◆ SHORT EXERCISE: The records should be written out in full, with nothing altered.

◆ RECORD EXCERPTS:

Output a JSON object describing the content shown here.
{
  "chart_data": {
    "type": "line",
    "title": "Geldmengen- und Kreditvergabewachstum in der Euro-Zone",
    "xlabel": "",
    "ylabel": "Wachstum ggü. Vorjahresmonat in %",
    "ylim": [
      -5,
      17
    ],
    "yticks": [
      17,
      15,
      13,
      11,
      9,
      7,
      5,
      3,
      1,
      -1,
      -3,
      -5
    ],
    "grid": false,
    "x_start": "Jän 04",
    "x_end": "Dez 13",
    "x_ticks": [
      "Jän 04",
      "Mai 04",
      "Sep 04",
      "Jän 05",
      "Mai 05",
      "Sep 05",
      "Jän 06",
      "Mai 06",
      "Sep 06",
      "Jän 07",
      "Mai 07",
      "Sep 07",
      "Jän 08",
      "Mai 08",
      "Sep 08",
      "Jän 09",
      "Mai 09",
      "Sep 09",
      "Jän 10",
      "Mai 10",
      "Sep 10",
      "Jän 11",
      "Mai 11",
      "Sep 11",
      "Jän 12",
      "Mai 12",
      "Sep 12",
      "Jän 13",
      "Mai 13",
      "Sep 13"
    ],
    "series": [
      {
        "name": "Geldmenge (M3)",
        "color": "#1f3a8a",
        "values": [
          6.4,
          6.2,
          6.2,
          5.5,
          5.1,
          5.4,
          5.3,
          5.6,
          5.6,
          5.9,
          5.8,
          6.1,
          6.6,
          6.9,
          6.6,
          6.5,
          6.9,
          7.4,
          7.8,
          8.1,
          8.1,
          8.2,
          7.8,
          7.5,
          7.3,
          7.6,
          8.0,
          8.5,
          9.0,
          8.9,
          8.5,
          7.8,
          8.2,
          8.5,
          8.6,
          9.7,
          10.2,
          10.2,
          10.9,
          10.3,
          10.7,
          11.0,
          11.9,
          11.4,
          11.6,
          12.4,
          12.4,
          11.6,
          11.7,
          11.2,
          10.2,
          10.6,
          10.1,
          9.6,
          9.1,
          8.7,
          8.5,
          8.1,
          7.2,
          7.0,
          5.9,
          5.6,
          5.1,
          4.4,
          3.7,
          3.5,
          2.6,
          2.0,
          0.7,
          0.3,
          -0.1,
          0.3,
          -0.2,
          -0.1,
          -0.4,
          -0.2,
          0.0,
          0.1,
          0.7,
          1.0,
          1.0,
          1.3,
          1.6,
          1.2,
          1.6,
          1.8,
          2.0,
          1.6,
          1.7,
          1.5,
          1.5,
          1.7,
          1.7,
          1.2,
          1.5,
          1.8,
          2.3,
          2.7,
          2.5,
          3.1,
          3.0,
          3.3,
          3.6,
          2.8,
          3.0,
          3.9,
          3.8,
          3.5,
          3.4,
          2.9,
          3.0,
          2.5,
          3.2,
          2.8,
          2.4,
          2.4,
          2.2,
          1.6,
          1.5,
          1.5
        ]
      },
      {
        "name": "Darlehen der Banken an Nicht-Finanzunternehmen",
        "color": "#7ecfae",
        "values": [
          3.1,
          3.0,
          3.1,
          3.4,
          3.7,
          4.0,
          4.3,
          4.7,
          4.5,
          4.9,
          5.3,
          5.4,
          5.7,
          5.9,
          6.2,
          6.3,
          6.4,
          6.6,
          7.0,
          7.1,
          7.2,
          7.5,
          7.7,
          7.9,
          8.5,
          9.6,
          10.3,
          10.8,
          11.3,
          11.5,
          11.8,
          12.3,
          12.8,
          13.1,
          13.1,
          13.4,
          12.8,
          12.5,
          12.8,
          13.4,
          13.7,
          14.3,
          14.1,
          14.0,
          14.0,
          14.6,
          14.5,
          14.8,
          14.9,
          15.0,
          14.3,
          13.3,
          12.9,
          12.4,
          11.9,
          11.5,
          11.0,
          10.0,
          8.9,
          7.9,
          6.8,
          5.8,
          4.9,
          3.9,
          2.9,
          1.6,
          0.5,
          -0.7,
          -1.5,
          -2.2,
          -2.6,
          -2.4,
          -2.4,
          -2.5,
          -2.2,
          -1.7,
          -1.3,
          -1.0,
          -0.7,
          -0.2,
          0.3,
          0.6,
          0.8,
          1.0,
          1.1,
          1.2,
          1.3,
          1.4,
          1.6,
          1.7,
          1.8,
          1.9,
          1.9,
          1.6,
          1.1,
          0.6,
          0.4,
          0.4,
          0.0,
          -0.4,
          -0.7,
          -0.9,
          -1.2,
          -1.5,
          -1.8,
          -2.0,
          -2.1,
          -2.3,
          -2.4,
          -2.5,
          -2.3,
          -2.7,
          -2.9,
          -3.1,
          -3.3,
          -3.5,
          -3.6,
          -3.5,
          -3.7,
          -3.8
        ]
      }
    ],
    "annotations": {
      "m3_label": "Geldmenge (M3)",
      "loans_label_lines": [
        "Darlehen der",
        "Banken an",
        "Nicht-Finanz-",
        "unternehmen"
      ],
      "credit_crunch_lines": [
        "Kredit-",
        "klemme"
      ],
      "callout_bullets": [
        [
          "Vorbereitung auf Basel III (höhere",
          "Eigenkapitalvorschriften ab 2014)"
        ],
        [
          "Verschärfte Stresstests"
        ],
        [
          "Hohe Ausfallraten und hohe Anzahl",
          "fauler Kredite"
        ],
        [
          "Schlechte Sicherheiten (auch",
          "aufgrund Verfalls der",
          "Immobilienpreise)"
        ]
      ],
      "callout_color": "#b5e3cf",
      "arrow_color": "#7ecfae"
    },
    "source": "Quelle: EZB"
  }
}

◆ WRITTEN SOLUTION:
Output a JSON object describing the content shown here.
{
  "chart_data": {
    "type": "line",
    "title": "Geldmengen- und Kreditvergabewachstum in der Euro-Zone",
    "xlabel": "",
    "ylabel": "Wachstum ggü. Vorjahresmonat in %",
    "ylim": [
      -5,
      17
    ],
    "yticks": [
      17,
      15,
      13,
      11,
      9,
      7,
      5,
      3,
      1,
      -1,
      -3,
      -5
    ],
    "grid": false,
    "x_start": "Jän 04",
    "x_end": "Dez 13",
    "x_ticks": [
      "Jän 04",
      "Mai 04",
      "Sep 04",
      "Jän 05",
      "Mai 05",
      "Sep 05",
      "Jän 06",
      "Mai 06",
      "Sep 06",
      "Jän 07",
      "Mai 07",
      "Sep 07",
      "Jän 08",
      "Mai 08",
      "Sep 08",
      "Jän 09",
      "Mai 09",
      "Sep 09",
      "Jän 10",
      "Mai 10",
      "Sep 10",
      "Jän 11",
      "Mai 11",
      "Sep 11",
      "Jän 12",
      "Mai 12",
      "Sep 12",
      "Jän 13",
      "Mai 13",
      "Sep 13"
    ],
    "series": [
      {
        "name": "Geldmenge (M3)",
        "color": "#1f3a8a",
        "values": [
          6.4,
          6.2,
          6.2,
          5.5,
          5.1,
          5.4,
          5.3,
          5.6,
          5.6,
          5.9,
          5.8,
          6.1,
          6.6,
          6.9,
          6.6,
          6.5,
          6.9,
          7.4,
          7.8,
          8.1,
          8.1,
          8.2,
          7.8,
          7.5,
          7.3,
          7.6,
          8.0,
          8.5,
          9.0,
          8.9,
          8.5,
          7.8,
          8.2,
          8.5,
          8.6,
          9.7,
          10.2,
          10.2,
          10.9,
          10.3,
          10.7,
          11.0,
          11.9,
          11.4,
          11.6,
          12.4,
          12.4,
          11.6,
          11.7,
          11.2,
          10.2,
          10.6,
          10.1,
          9.6,
          9.1,
          8.7,
          8.5,
          8.1,
          7.2,
          7.0,
          5.9,
          5.6,
          5.1,
          4.4,
          3.7,
          3.5,
          2.6,
          2.0,
          0.7,
          0.3,
          -0.1,
          0.3,
          -0.2,
          -0.1,
          -0.4,
          -0.2,
          0.0,
          0.1,
          0.7,
          1.0,
          1.0,
          1.3,
          1.6,
          1.2,
          1.6,
          1.8,
          2.0,
          1.6,
          1.7,
          1.5,
          1.5,
          1.7,
          1.7,
          1.2,
          1.5,
          1.8,
          2.3,
          2.7,
          2.5,
          3.1,
          3.0,
          3.3,
          3.6,
          2.8,
          3.0,
          3.9,
          3.8,
          3.5,
          3.4,
          2.9,
          3.0,
          2.5,
          3.2,
          2.8,
          2.4,
          2.4,
          2.2,
          1.6,
          1.5,
          1.5
        ]
      },
      {
        "name": "Darlehen der Banken an Nicht-Finanzunternehmen",
        "color": "#7ecfae",
        "values": [
          3.1,
          3.0,
          3.1,
          3.4,
          3.7,
          4.0,
          4.3,
          4.7,
          4.5,
          4.9,
          5.3,
          5.4,
          5.7,
          5.9,
          6.2,
          6.3,
          6.4,
          6.6,
          7.0,
          7.1,
          7.2,
          7.5,
          7.7,
          7.9,
          8.5,
          9.6,
          10.3,
          10.8,
          11.3,
          11.5,
          11.8,
          12.3,
          12.8,
          13.1,
          13.1,
          13.4,
          12.8,
          12.5,
          12.8,
          13.4,
          13.7,
          14.3,
          14.1,
          14.0,
          14.0,
          14.6,
          14.5,
          14.8,
          14.9,
          15.0,
          14.3,
          13.3,
          12.9,
          12.4,
          11.9,
          11.5,
          11.0,
          10.0,
          8.9,
          7.9,
          6.8,
          5.8,
          4.9,
          3.9,
          2.9,
          1.6,
          0.5,
          -0.7,
          -1.5,
          -2.2,
          -2.6,
          -2.4,
          -2.4,
          -2.5,
          -2.2,
          -1.7,
          -1.3,
          -1.0,
          -0.7,
          -0.2,
          0.3,
          0.6,
          0.8,
          1.0,
          1.1,
          1.2,
          1.3,
          1.4,
          1.6,
          1.7,
          1.8,
          1.9,
          1.9,
          1.6,
          1.1,
          0.6,
          0.4,
          0.4,
          0.0,
          -0.4,
          -0.7,
          -0.9,
          -1.2,
          -1.5,
          -1.8,
          -2.0,
          -2.1,
          -2.3,
          -2.4,
          -2.5,
          -2.3,
          -2.7,
          -2.9,
          -3.1,
          -3.3,
          -3.5,
          -3.6,
          -3.5,
          -3.7,
          -3.8
        ]
      }
    ],
    "annotations": {
      "m3_label": "Geldmenge (M3)",
      "loans_label_lines": [
        "Darlehen der",
        "Banken an",
        "Nicht-Finanz-",
        "unternehmen"
      ],
      "credit_crunch_lines": [
        "Kredit-",
        "klemme"
      ],
      "callout_bullets": [
        [
          "Vorbereitung auf Basel III (höhere",
          "Eigenkapitalvorschriften ab 2014)"
        ],
        [
          "Verschärfte Stresstests"
        ],
        [
          "Hohe Ausfallraten und hohe Anzahl",
          "fauler Kredite"
        ],
        [
          "Schlechte Sicherheiten (auch",
          "aufgrund Verfalls der",
          "Immobilienpreise)"
        ]
      ],
      "callout_color": "#b5e3cf",
      "arrow_color": "#7ecfae"
    },
    "source": "Quelle: EZB"
  }
}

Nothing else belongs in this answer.